SET TASK: All lines in which the word "content" occurs are to be extracted.

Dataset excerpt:
========

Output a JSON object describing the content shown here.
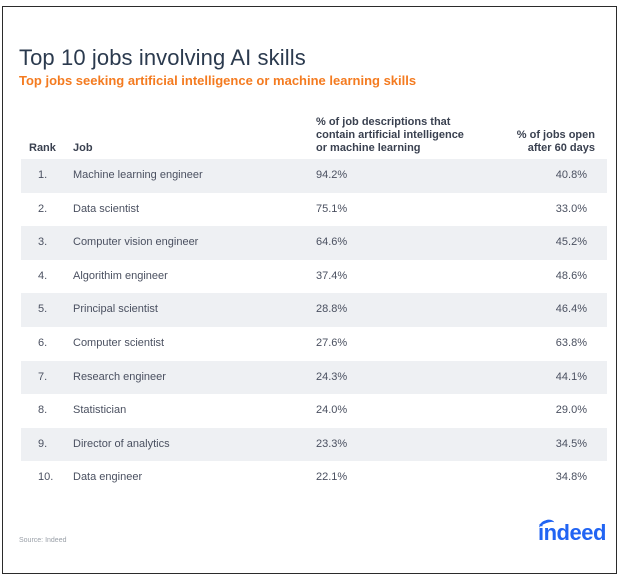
{
  "chart_data": {
    "type": "table",
    "title": "Top 10 jobs involving AI skills",
    "subtitle": "Top jobs seeking artificial intelligence or machine learning skills",
    "columns": [
      "Rank",
      "Job",
      "% of job descriptions that contain artificial intelligence or machine learning",
      "% of jobs open after 60 days"
    ],
    "header_lines": {
      "rank": "Rank",
      "job": "Job",
      "desc": [
        "% of job descriptions that",
        "contain artificial intelligence",
        "or machine learning"
      ],
      "open": [
        "% of jobs open",
        "after 60 days"
      ]
    },
    "rows": [
      {
        "rank": "1.",
        "job": "Machine learning engineer",
        "desc": "94.2%",
        "open": "40.8%"
      },
      {
        "rank": "2.",
        "job": "Data scientist",
        "desc": "75.1%",
        "open": "33.0%"
      },
      {
        "rank": "3.",
        "job": "Computer vision engineer",
        "desc": "64.6%",
        "open": "45.2%"
      },
      {
        "rank": "4.",
        "job": "Algorithim engineer",
        "desc": "37.4%",
        "open": "48.6%"
      },
      {
        "rank": "5.",
        "job": "Principal scientist",
        "desc": "28.8%",
        "open": "46.4%"
      },
      {
        "rank": "6.",
        "job": "Computer scientist",
        "desc": "27.6%",
        "open": "63.8%"
      },
      {
        "rank": "7.",
        "job": "Research engineer",
        "desc": "24.3%",
        "open": "44.1%"
      },
      {
        "rank": "8.",
        "job": "Statistician",
        "desc": "24.0%",
        "open": "29.0%"
      },
      {
        "rank": "9.",
        "job": "Director of analytics",
        "desc": "23.3%",
        "open": "34.5%"
      },
      {
        "rank": "10.",
        "job": "Data engineer",
        "desc": "22.1%",
        "open": "34.8%"
      }
    ]
  },
  "footer": {
    "source": "Source: Indeed",
    "logo_text": "indeed"
  },
  "colors": {
    "title": "#2b3a4e",
    "subtitle": "#f47b20",
    "row_stripe": "#eef0f3",
    "logo": "#2164f3"
  }
}
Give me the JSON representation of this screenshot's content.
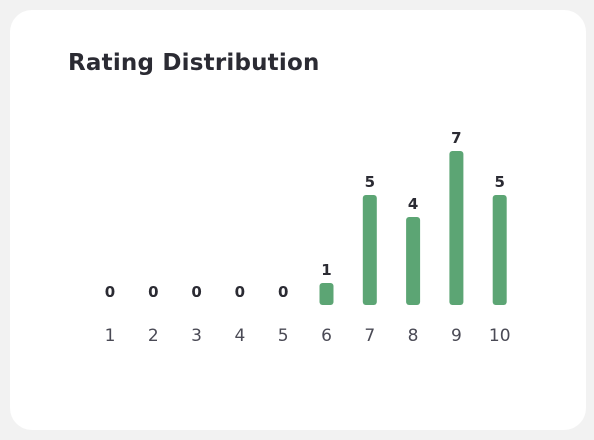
{
  "title": "Rating Distribution",
  "colors": {
    "bar": "#5ca574",
    "card_background": "#ffffff",
    "page_background": "#f2f2f2"
  },
  "chart_data": {
    "type": "bar",
    "title": "Rating Distribution",
    "categories": [
      "1",
      "2",
      "3",
      "4",
      "5",
      "6",
      "7",
      "8",
      "9",
      "10"
    ],
    "values": [
      0,
      0,
      0,
      0,
      0,
      1,
      5,
      4,
      7,
      5
    ],
    "data_labels": [
      "0",
      "0",
      "0",
      "0",
      "0",
      "1",
      "5",
      "4",
      "7",
      "5"
    ],
    "xlabel": "",
    "ylabel": "",
    "ylim": [
      0,
      7
    ],
    "grid": false,
    "legend": "none"
  }
}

========

SOLUTION TO THIS TASK:
Output a JSON object describing the content shown here.
Give me the JSON representation of this screenshot's content.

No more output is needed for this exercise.